══ LISTED ENTRIES ══

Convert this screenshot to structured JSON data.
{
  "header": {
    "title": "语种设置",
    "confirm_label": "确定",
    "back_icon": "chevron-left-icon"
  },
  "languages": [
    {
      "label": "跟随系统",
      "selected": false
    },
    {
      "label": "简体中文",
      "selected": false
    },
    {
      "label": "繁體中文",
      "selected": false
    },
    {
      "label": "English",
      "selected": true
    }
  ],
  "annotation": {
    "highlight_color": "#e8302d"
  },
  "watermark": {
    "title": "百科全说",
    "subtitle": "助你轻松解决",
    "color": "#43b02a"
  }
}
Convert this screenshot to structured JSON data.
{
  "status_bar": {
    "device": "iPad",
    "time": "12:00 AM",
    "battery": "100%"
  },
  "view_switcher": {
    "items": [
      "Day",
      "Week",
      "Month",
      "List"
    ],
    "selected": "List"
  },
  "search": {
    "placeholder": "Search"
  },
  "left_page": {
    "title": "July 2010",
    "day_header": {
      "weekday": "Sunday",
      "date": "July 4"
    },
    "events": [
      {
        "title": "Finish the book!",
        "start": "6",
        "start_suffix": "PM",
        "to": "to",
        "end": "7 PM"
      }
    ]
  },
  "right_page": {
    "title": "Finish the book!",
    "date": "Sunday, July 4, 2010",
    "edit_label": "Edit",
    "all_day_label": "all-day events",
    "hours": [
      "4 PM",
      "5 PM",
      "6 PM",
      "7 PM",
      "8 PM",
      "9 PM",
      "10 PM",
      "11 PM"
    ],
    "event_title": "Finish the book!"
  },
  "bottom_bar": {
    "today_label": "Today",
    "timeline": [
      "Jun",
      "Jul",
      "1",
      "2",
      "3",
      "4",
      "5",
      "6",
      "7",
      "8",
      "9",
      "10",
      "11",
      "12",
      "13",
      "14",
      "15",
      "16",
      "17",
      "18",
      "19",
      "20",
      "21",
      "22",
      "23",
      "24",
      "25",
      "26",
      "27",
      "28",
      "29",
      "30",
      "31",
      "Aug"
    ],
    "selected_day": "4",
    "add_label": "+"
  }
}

═══

INSTRUCTIONS FOR THE TASK >>
Reproduce each record shown above without altering a single word.

RESPONSE >>
Convert this screenshot to structured JSON data.
{
  "header": {
    "title": "语种设置",
    "confirm_label": "确定",
    "back_icon": "chevron-left-icon"
  },
  "languages": [
    {
      "label": "跟随系统",
      "selected": false
    },
    {
      "label": "简体中文",
      "selected": false
    },
    {
      "label": "繁體中文",
      "selected": false
    },
    {
      "label": "English",
      "selected": true
    }
  ],
  "annotation": {
    "highlight_color": "#e8302d"
  },
  "watermark": {
    "title": "百科全说",
    "subtitle": "助你轻松解决",
    "color": "#43b02a"
  }
}
Convert this screenshot to structured JSON data.
{
  "status_bar": {
    "device": "iPad",
    "time": "12:00 AM",
    "battery": "100%"
  },
  "view_switcher": {
    "items": [
      "Day",
      "Week",
      "Month",
      "List"
    ],
    "selected": "List"
  },
  "search": {
    "placeholder": "Search"
  },
  "left_page": {
    "title": "July 2010",
    "day_header": {
      "weekday": "Sunday",
      "date": "July 4"
    },
    "events": [
      {
        "title": "Finish the book!",
        "start": "6",
        "start_suffix": "PM",
        "to": "to",
        "end": "7 PM"
      }
    ]
  },
  "right_page": {
    "title": "Finish the book!",
    "date": "Sunday, July 4, 2010",
    "edit_label": "Edit",
    "all_day_label": "all-day events",
    "hours": [
      "4 PM",
      "5 PM",
      "6 PM",
      "7 PM",
      "8 PM",
      "9 PM",
      "10 PM",
      "11 PM"
    ],
    "event_title": "Finish the book!"
  },
  "bottom_bar": {
    "today_label": "Today",
    "timeline": [
      "Jun",
      "Jul",
      "1",
      "2",
      "3",
      "4",
      "5",
      "6",
      "7",
      "8",
      "9",
      "10",
      "11",
      "12",
      "13",
      "14",
      "15",
      "16",
      "17",
      "18",
      "19",
      "20",
      "21",
      "22",
      "23",
      "24",
      "25",
      "26",
      "27",
      "28",
      "29",
      "30",
      "31",
      "Aug"
    ],
    "selected_day": "4",
    "add_label": "+"
  }
}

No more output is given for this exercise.